> [Your objective]: Copy the listing verbatim, excluding any images found in it.
▬▬▬
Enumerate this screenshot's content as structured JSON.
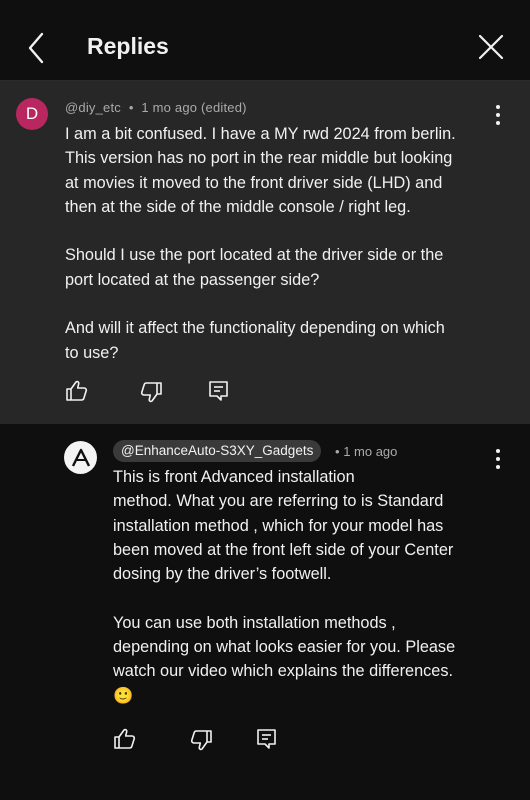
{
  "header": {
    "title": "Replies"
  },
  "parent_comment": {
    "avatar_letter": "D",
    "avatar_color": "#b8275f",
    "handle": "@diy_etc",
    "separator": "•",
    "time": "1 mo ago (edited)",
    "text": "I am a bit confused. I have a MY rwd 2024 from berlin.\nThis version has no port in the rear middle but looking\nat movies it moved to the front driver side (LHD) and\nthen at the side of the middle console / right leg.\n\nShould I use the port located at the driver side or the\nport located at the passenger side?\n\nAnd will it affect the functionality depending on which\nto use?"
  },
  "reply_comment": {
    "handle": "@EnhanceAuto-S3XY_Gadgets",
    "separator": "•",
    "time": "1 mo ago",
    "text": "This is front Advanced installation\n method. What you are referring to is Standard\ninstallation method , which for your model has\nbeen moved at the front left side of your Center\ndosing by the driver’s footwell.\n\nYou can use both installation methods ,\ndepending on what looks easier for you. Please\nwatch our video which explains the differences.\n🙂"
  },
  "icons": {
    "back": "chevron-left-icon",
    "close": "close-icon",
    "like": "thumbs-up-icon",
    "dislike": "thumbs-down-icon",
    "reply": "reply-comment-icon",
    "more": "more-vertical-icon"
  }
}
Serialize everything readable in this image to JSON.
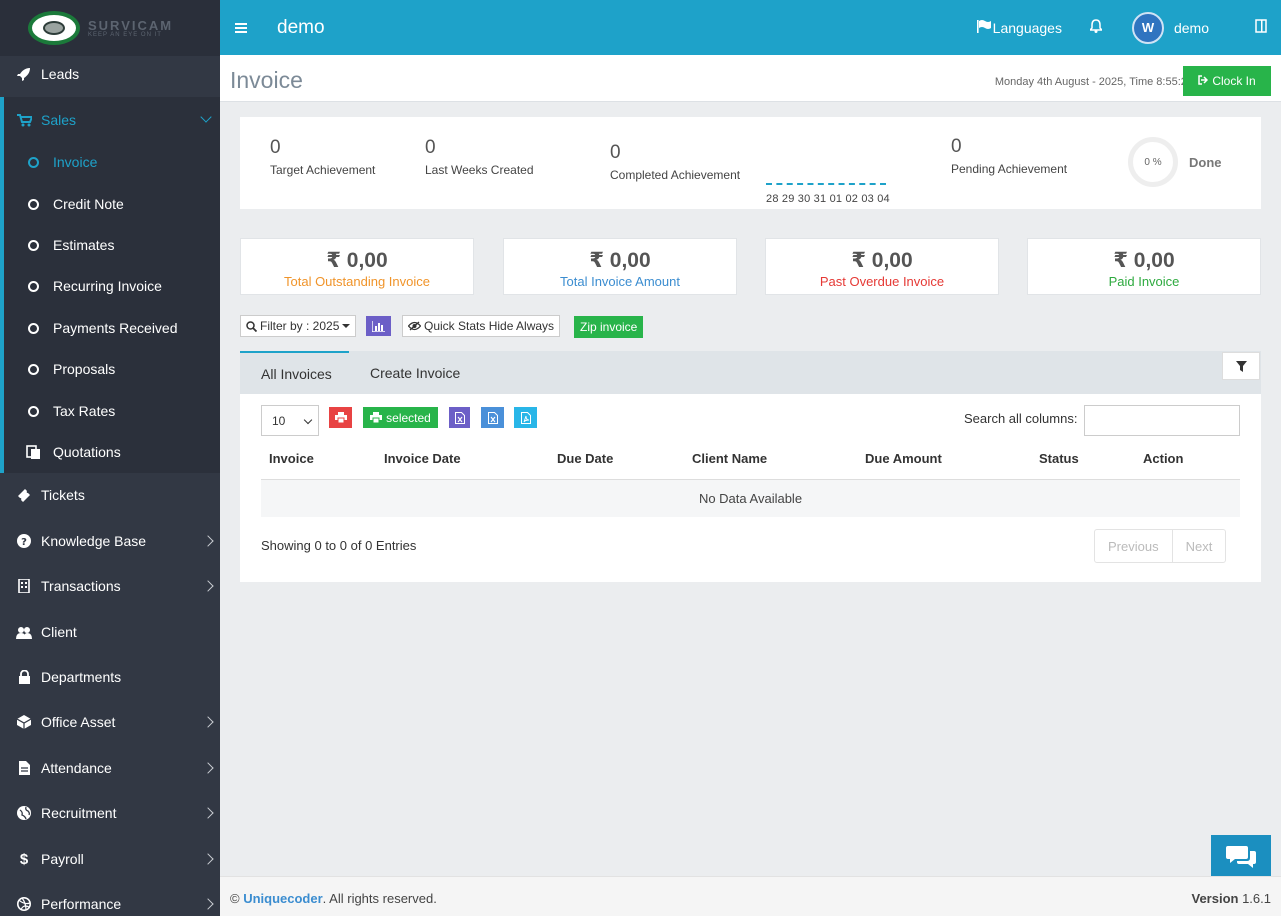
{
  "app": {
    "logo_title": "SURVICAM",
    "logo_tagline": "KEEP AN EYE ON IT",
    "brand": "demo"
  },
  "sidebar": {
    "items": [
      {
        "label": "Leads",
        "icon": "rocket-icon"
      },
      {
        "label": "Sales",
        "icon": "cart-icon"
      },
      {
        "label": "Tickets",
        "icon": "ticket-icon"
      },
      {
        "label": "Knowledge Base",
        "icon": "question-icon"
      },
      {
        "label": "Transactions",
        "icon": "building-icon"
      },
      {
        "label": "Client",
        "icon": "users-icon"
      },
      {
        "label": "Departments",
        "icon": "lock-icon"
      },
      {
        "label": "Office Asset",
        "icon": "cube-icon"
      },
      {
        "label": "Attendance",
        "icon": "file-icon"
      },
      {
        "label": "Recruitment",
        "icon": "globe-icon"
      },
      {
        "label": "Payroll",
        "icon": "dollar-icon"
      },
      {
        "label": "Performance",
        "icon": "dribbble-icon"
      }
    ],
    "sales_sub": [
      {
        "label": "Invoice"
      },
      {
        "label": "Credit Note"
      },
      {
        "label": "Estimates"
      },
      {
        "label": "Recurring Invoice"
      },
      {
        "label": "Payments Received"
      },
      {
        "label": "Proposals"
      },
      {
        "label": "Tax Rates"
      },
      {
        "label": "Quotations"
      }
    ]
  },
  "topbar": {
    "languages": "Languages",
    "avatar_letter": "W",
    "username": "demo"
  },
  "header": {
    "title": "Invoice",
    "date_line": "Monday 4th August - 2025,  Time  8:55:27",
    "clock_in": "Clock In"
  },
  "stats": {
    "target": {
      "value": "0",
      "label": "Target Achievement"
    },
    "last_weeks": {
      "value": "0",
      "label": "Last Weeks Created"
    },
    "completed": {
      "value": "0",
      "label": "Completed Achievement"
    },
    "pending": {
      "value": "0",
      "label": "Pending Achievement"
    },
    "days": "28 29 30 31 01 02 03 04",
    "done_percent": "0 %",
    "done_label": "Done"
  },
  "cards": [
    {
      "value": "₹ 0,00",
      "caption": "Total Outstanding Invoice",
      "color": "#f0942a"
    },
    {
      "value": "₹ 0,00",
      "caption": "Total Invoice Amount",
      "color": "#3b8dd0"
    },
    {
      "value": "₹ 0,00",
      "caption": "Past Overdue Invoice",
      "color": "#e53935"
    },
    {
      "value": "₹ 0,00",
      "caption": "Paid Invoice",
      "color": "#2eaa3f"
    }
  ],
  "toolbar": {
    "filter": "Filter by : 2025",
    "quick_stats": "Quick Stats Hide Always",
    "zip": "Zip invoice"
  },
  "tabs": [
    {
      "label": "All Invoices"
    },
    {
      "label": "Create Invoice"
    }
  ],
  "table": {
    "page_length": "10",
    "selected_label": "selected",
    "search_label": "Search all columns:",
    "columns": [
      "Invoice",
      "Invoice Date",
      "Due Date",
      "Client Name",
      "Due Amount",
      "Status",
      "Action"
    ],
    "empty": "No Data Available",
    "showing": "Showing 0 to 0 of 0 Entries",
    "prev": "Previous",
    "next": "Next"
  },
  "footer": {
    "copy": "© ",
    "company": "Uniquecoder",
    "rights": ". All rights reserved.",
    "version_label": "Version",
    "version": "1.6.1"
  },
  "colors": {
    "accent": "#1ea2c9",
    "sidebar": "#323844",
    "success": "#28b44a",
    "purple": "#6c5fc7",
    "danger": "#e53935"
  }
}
▬▬▬
> [Completed task]:
Enumerate this screenshot's content as structured JSON.
{
  "header": {
    "title": "Replies"
  },
  "parent_comment": {
    "avatar_letter": "D",
    "avatar_color": "#b8275f",
    "handle": "@diy_etc",
    "separator": "•",
    "time": "1 mo ago (edited)",
    "text": "I am a bit confused. I have a MY rwd 2024 from berlin.\nThis version has no port in the rear middle but looking\nat movies it moved to the front driver side (LHD) and\nthen at the side of the middle console / right leg.\n\nShould I use the port located at the driver side or the\nport located at the passenger side?\n\nAnd will it affect the functionality depending on which\nto use?"
  },
  "reply_comment": {
    "handle": "@EnhanceAuto-S3XY_Gadgets",
    "separator": "•",
    "time": "1 mo ago",
    "text": "This is front Advanced installation\n method. What you are referring to is Standard\ninstallation method , which for your model has\nbeen moved at the front left side of your Center\ndosing by the driver’s footwell.\n\nYou can use both installation methods ,\ndepending on what looks easier for you. Please\nwatch our video which explains the differences.\n🙂"
  },
  "icons": {
    "back": "chevron-left-icon",
    "close": "close-icon",
    "like": "thumbs-up-icon",
    "dislike": "thumbs-down-icon",
    "reply": "reply-comment-icon",
    "more": "more-vertical-icon"
  }
}
Serialize everything readable in this image to JSON.
{
  "app": {
    "logo_title": "SURVICAM",
    "logo_tagline": "KEEP AN EYE ON IT",
    "brand": "demo"
  },
  "sidebar": {
    "items": [
      {
        "label": "Leads",
        "icon": "rocket-icon"
      },
      {
        "label": "Sales",
        "icon": "cart-icon"
      },
      {
        "label": "Tickets",
        "icon": "ticket-icon"
      },
      {
        "label": "Knowledge Base",
        "icon": "question-icon"
      },
      {
        "label": "Transactions",
        "icon": "building-icon"
      },
      {
        "label": "Client",
        "icon": "users-icon"
      },
      {
        "label": "Departments",
        "icon": "lock-icon"
      },
      {
        "label": "Office Asset",
        "icon": "cube-icon"
      },
      {
        "label": "Attendance",
        "icon": "file-icon"
      },
      {
        "label": "Recruitment",
        "icon": "globe-icon"
      },
      {
        "label": "Payroll",
        "icon": "dollar-icon"
      },
      {
        "label": "Performance",
        "icon": "dribbble-icon"
      }
    ],
    "sales_sub": [
      {
        "label": "Invoice"
      },
      {
        "label": "Credit Note"
      },
      {
        "label": "Estimates"
      },
      {
        "label": "Recurring Invoice"
      },
      {
        "label": "Payments Received"
      },
      {
        "label": "Proposals"
      },
      {
        "label": "Tax Rates"
      },
      {
        "label": "Quotations"
      }
    ]
  },
  "topbar": {
    "languages": "Languages",
    "avatar_letter": "W",
    "username": "demo"
  },
  "header": {
    "title": "Invoice",
    "date_line": "Monday 4th August - 2025,  Time  8:55:27",
    "clock_in": "Clock In"
  },
  "stats": {
    "target": {
      "value": "0",
      "label": "Target Achievement"
    },
    "last_weeks": {
      "value": "0",
      "label": "Last Weeks Created"
    },
    "completed": {
      "value": "0",
      "label": "Completed Achievement"
    },
    "pending": {
      "value": "0",
      "label": "Pending Achievement"
    },
    "days": "28 29 30 31 01 02 03 04",
    "done_percent": "0 %",
    "done_label": "Done"
  },
  "cards": [
    {
      "value": "₹ 0,00",
      "caption": "Total Outstanding Invoice",
      "color": "#f0942a"
    },
    {
      "value": "₹ 0,00",
      "caption": "Total Invoice Amount",
      "color": "#3b8dd0"
    },
    {
      "value": "₹ 0,00",
      "caption": "Past Overdue Invoice",
      "color": "#e53935"
    },
    {
      "value": "₹ 0,00",
      "caption": "Paid Invoice",
      "color": "#2eaa3f"
    }
  ],
  "toolbar": {
    "filter": "Filter by : 2025",
    "quick_stats": "Quick Stats Hide Always",
    "zip": "Zip invoice"
  },
  "tabs": [
    {
      "label": "All Invoices"
    },
    {
      "label": "Create Invoice"
    }
  ],
  "table": {
    "page_length": "10",
    "selected_label": "selected",
    "search_label": "Search all columns:",
    "columns": [
      "Invoice",
      "Invoice Date",
      "Due Date",
      "Client Name",
      "Due Amount",
      "Status",
      "Action"
    ],
    "empty": "No Data Available",
    "showing": "Showing 0 to 0 of 0 Entries",
    "prev": "Previous",
    "next": "Next"
  },
  "footer": {
    "copy": "© ",
    "company": "Uniquecoder",
    "rights": ". All rights reserved.",
    "version_label": "Version",
    "version": "1.6.1"
  },
  "colors": {
    "accent": "#1ea2c9",
    "sidebar": "#323844",
    "success": "#28b44a",
    "purple": "#6c5fc7",
    "danger": "#e53935"
  }
}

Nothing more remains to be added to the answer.